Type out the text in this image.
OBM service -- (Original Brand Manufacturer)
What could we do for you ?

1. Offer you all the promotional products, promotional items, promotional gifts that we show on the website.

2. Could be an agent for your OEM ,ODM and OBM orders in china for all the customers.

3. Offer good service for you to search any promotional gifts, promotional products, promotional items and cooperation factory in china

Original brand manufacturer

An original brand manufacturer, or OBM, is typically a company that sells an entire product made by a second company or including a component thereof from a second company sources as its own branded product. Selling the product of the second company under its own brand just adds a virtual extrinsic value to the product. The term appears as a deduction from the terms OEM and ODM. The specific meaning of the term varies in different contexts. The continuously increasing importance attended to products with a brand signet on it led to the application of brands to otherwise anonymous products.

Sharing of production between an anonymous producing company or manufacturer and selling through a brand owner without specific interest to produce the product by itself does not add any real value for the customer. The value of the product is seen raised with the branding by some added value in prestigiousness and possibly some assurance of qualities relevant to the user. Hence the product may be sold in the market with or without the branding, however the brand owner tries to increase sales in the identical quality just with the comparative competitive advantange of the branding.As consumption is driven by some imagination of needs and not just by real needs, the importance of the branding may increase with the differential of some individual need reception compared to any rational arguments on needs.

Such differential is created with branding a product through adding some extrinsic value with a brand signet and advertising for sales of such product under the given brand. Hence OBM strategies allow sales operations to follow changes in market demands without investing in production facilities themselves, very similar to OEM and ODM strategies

__________

THE TASK - Print every entry exactly as it appears.

ANSWER TO THE TASK -
Type out the text in this image.
OBM service -- (Original Brand Manufacturer)
What could we do for you ?

1. Offer you all the promotional products, promotional items, promotional gifts that we show on the website.

2. Could be an agent for your OEM ,ODM and OBM orders in china for all the customers.

3. Offer good service for you to search any promotional gifts, promotional products, promotional items and cooperation factory in china

Original brand manufacturer

An original brand manufacturer, or OBM, is typically a company that sells an entire product made by a second company or including a component thereof from a second company sources as its own branded product. Selling the product of the second company under its own brand just adds a virtual extrinsic value to the product. The term appears as a deduction from the terms OEM and ODM. The specific meaning of the term varies in different contexts. The continuously increasing importance attended to products with a brand signet on it led to the application of brands to otherwise anonymous products.

Sharing of production between an anonymous producing company or manufacturer and selling through a brand owner without specific interest to produce the product by itself does not add any real value for the customer. The value of the product is seen raised with the branding by some added value in prestigiousness and possibly some assurance of qualities relevant to the user. Hence the product may be sold in the market with or without the branding, however the brand owner tries to increase sales in the identical quality just with the comparative competitive advantange of the branding.As consumption is driven by some imagination of needs and not just by real needs, the importance of the branding may increase with the differential of some individual need reception compared to any rational arguments on needs.

Such differential is created with branding a product through adding some extrinsic value with a brand signet and advertising for sales of such product under the given brand. Hence OBM strategies allow sales operations to follow changes in market demands without investing in production facilities themselves, very similar to OEM and ODM strategies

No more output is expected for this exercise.